→ DIRECTIVE:
Reproduce the listing word for word. Skip any image.

→ DATA SHOWN:
— start —

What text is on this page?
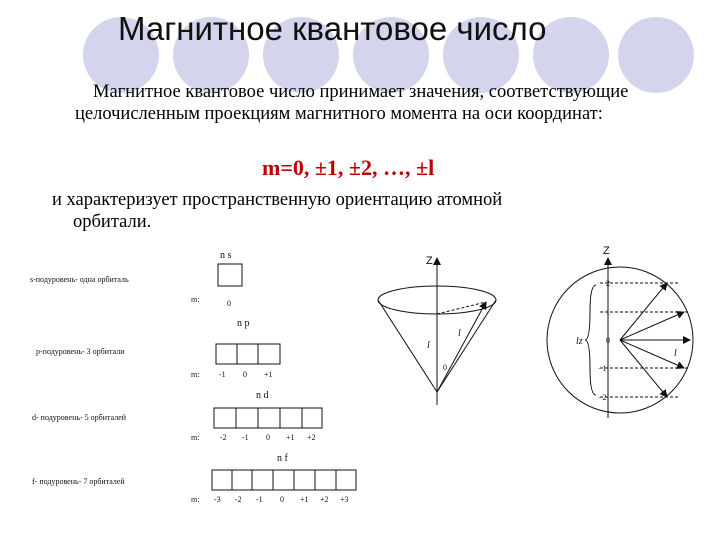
Магнитное квантовое число
Магнитное квантовое число принимает значения, соответствующие целочисленным проекциям магнитного момента на оси координат:
m=0, ±1, ±2, …, ±l
и характеризует пространственную ориентацию атомной
орбитали.
n s
s-подуровень- одна орбиталь
m:	0
n p
р-подуровень- 3 орбитали
m: -1 0 +1
n d
d- подуровень- 5 орбиталей
m:	-2 -1 0 +1 +2
n f
f- подуровень- 7 орбиталей
m: -3 -2 -1 0 +1 +2 +3
Z
l
l
0
Z
2
1
0
−1
−2
lz
l
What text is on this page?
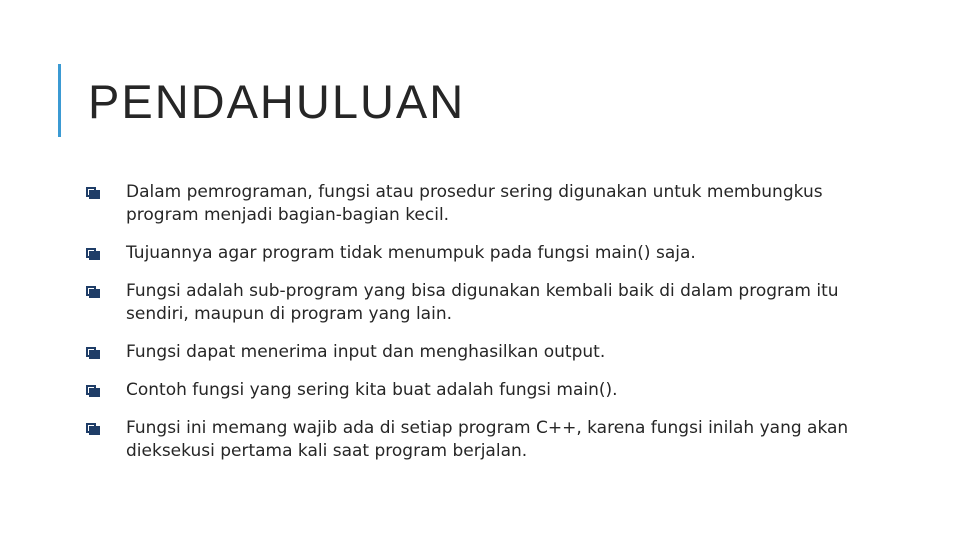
PENDAHULUAN
Dalam pemrograman, fungsi atau prosedur sering digunakan untuk membungkus program menjadi bagian-bagian kecil.
Tujuannya agar program tidak menumpuk pada fungsi main() saja.
Fungsi adalah sub-program yang bisa digunakan kembali baik di dalam program itu sendiri, maupun di program yang lain.
Fungsi dapat menerima input dan menghasilkan output.
Contoh fungsi yang sering kita buat adalah fungsi main().
Fungsi ini memang wajib ada di setiap program C++, karena fungsi inilah yang akan dieksekusi pertama kali saat program berjalan.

— end —

→ FINAL RESULT:
What text is on this page?
Магнитное квантовое число
Магнитное квантовое число принимает значения, соответствующие целочисленным проекциям магнитного момента на оси координат:
m=0, ±1, ±2, …, ±l
и характеризует пространственную ориентацию атомной
орбитали.
n s
s-подуровень- одна орбиталь
m:	0
n p
р-подуровень- 3 орбитали
m: -1 0 +1
n d
d- подуровень- 5 орбиталей
m:	-2 -1 0 +1 +2
n f
f- подуровень- 7 орбиталей
m: -3 -2 -1 0 +1 +2 +3
Z
l
l
0
Z
2
1
0
−1
−2
lz
l
What text is on this page?
PENDAHULUAN
Dalam pemrograman, fungsi atau prosedur sering digunakan untuk membungkus program menjadi bagian-bagian kecil.
Tujuannya agar program tidak menumpuk pada fungsi main() saja.
Fungsi adalah sub-program yang bisa digunakan kembali baik di dalam program itu sendiri, maupun di program yang lain.
Fungsi dapat menerima input dan menghasilkan output.
Contoh fungsi yang sering kita buat adalah fungsi main().
Fungsi ini memang wajib ada di setiap program C++, karena fungsi inilah yang akan dieksekusi pertama kali saat program berjalan.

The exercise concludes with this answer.